GIVEN TASK:
Copy out the records from their first line through the line that contains "comment-actions: 8 likes", keeping every character unchanged.

Listings of boxed layout items:

______________________________

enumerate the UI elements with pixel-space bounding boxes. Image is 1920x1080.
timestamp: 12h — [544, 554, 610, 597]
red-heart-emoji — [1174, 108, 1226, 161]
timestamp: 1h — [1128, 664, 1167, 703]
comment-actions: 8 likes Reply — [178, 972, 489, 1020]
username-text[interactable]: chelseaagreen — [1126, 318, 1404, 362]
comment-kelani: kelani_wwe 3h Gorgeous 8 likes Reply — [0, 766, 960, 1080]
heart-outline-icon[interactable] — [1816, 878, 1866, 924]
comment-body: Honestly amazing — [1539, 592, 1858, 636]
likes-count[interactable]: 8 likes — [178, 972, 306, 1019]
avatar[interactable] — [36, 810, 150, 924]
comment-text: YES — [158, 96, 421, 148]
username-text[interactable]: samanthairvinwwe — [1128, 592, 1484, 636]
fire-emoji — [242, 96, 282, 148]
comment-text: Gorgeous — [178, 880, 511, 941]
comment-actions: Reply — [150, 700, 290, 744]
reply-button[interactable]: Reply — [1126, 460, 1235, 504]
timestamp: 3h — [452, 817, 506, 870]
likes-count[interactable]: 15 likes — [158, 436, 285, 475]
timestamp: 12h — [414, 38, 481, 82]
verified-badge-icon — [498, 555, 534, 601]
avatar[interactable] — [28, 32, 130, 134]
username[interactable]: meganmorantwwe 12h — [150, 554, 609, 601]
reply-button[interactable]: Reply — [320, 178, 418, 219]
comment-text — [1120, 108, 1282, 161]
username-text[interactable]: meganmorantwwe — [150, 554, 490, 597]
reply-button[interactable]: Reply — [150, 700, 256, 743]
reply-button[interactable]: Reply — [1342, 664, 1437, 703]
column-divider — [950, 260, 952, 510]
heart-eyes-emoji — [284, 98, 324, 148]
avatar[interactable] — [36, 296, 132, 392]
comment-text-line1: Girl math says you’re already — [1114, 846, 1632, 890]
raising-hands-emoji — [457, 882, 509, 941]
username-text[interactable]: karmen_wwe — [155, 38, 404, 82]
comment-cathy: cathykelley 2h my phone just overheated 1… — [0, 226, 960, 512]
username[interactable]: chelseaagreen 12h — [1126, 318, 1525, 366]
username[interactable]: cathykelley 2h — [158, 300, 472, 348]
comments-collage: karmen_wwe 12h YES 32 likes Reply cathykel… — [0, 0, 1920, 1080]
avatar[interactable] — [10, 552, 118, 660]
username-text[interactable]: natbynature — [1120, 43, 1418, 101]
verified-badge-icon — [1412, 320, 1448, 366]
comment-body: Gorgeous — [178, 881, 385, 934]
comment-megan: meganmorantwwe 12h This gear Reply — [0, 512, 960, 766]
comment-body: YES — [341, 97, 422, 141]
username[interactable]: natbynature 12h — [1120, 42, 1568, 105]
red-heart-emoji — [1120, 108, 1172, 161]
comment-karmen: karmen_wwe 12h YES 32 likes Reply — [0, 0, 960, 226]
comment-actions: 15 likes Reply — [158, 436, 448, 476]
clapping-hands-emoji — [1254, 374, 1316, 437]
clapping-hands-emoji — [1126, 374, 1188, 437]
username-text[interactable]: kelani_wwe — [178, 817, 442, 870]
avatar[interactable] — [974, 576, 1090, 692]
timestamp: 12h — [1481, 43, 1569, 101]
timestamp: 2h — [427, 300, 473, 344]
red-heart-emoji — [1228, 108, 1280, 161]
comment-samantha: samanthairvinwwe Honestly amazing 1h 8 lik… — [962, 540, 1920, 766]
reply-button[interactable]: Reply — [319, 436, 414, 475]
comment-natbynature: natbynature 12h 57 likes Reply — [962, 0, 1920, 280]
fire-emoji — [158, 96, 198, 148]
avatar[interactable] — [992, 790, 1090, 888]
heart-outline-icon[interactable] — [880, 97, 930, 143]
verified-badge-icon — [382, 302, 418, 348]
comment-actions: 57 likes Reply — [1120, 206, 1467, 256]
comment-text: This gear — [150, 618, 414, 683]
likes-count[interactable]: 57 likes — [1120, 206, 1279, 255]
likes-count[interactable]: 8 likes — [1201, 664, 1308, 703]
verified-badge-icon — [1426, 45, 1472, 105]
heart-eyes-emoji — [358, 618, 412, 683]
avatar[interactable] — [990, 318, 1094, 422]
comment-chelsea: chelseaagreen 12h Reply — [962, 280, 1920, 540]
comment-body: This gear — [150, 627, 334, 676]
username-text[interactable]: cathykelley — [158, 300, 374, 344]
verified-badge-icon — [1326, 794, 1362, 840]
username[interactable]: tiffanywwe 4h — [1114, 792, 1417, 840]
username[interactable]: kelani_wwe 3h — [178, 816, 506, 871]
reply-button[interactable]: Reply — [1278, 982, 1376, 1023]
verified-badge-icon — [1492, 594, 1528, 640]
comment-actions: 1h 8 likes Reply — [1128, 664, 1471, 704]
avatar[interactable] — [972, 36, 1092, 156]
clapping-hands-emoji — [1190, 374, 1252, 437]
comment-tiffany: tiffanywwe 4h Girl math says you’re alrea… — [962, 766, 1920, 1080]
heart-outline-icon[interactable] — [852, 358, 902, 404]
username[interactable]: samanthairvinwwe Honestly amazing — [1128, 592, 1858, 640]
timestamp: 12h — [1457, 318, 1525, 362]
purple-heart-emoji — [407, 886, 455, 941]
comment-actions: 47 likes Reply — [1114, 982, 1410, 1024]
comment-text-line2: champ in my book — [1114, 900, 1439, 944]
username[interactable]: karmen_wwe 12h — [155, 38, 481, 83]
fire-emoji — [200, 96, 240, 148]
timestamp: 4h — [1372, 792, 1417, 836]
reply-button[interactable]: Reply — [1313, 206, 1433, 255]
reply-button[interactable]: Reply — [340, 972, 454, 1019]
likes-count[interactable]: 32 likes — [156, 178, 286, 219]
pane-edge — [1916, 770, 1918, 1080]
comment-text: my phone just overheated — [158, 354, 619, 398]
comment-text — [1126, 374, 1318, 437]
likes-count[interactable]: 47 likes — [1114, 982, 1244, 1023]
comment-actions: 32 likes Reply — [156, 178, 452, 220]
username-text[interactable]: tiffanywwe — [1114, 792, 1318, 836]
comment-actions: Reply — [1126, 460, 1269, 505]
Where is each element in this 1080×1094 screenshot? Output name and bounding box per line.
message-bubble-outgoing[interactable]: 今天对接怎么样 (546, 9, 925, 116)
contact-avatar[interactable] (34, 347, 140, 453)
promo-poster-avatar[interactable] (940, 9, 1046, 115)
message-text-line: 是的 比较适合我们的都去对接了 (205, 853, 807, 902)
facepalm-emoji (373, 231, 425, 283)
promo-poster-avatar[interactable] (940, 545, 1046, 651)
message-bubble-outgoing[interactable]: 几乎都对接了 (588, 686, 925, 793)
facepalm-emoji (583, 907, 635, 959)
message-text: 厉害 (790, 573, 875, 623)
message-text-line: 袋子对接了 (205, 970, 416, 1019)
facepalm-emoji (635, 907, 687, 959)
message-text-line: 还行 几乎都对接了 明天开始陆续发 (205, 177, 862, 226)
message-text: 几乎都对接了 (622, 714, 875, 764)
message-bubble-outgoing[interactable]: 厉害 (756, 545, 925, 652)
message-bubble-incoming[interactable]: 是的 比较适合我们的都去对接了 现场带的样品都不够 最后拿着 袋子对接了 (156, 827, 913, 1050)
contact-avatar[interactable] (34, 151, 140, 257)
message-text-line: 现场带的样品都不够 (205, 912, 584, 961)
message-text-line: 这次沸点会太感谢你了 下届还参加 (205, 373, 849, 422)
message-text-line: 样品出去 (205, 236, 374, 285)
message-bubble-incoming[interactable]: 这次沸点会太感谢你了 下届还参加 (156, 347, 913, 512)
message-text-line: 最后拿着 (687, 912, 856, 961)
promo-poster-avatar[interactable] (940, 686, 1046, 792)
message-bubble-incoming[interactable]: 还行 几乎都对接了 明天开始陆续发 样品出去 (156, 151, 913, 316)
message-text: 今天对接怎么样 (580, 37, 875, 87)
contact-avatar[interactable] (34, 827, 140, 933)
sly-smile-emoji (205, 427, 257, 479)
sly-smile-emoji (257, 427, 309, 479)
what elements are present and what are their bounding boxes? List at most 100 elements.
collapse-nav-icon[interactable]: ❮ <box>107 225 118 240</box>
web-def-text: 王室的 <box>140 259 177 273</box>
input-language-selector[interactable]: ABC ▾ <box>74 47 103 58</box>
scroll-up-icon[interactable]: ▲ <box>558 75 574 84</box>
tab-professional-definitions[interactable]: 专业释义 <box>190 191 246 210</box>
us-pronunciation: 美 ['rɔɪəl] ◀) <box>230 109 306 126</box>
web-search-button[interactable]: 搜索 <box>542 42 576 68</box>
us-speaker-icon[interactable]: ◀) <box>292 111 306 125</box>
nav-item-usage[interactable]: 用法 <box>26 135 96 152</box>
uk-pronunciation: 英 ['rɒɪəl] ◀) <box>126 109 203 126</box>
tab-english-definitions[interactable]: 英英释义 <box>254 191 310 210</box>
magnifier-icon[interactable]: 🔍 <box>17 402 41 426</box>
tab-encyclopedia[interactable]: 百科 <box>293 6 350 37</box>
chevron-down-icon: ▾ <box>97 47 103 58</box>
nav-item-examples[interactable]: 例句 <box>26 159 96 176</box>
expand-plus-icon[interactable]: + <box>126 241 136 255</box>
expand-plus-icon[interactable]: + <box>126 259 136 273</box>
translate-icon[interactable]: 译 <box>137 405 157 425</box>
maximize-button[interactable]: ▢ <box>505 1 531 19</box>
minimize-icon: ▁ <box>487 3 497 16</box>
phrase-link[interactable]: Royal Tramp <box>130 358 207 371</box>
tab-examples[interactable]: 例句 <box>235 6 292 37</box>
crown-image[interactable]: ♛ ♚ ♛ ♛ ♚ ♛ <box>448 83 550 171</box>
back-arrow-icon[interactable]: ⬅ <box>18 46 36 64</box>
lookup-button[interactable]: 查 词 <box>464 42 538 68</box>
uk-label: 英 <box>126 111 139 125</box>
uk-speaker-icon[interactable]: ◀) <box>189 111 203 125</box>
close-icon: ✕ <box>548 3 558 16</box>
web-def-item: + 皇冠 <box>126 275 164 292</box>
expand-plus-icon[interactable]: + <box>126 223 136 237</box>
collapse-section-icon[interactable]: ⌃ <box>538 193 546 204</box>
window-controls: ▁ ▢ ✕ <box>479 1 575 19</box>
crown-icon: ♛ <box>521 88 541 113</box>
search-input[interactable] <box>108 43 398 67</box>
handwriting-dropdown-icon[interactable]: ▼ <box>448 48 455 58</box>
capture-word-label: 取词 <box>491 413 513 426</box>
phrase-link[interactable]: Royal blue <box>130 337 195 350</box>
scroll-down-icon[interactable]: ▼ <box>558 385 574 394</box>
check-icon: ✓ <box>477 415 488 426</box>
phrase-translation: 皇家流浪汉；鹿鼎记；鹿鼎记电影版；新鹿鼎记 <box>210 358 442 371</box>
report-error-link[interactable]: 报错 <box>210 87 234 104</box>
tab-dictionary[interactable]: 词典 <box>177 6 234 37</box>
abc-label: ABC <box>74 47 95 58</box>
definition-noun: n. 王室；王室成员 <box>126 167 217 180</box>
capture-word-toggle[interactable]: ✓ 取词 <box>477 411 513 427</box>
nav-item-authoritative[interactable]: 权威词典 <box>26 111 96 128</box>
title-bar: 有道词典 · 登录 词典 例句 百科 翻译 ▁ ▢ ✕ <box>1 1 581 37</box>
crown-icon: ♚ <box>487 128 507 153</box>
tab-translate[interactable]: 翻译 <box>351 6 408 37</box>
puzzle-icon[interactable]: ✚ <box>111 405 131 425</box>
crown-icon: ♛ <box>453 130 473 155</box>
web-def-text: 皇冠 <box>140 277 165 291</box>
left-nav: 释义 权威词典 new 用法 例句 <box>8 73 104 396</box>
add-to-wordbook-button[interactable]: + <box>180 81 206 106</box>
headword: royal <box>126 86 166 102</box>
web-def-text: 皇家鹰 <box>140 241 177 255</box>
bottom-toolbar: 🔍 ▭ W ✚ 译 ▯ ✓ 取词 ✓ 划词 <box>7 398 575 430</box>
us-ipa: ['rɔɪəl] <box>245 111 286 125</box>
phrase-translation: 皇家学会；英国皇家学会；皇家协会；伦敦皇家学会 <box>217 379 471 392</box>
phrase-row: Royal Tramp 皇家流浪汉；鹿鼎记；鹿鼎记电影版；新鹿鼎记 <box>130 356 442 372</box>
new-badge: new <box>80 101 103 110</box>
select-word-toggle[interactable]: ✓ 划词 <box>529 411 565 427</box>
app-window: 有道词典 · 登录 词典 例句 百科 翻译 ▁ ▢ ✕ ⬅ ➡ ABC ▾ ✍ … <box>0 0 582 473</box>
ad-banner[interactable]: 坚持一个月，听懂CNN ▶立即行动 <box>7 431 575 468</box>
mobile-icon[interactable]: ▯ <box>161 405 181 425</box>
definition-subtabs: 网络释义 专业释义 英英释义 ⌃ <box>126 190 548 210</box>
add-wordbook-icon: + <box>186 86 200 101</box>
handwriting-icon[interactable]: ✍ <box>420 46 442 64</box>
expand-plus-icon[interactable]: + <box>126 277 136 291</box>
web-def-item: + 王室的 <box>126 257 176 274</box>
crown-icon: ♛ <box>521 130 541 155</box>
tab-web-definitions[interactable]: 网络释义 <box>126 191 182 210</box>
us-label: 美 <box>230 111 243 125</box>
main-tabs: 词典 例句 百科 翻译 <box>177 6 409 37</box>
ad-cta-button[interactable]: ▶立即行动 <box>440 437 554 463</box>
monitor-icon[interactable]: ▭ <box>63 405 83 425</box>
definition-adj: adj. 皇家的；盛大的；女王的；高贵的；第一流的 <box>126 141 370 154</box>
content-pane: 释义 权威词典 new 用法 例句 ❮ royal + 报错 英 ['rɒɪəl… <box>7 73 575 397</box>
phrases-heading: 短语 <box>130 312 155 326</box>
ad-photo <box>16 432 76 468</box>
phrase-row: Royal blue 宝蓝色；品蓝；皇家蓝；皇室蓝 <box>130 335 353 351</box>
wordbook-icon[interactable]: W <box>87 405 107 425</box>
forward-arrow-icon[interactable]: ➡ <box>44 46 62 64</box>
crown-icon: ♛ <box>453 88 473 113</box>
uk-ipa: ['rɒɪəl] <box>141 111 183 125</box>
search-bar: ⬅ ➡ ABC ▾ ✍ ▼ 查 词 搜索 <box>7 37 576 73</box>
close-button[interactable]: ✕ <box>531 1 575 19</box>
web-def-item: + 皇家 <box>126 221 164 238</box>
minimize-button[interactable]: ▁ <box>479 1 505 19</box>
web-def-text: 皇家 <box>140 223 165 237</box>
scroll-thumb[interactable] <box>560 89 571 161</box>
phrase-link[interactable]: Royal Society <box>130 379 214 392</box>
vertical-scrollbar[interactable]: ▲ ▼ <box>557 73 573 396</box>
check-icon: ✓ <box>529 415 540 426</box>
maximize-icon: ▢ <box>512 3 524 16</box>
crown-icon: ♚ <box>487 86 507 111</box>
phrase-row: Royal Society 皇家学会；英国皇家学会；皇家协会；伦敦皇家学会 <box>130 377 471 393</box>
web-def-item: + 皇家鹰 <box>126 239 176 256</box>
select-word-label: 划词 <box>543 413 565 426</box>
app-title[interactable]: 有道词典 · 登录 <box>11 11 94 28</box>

______________________________

SOLVED EXERCISE:
enumerate the UI elements with pixel-space bounding boxes. Image is 1920x1080.
timestamp: 12h — [544, 554, 610, 597]
red-heart-emoji — [1174, 108, 1226, 161]
timestamp: 1h — [1128, 664, 1167, 703]
comment-actions: 8 likes Reply — [178, 972, 489, 1020]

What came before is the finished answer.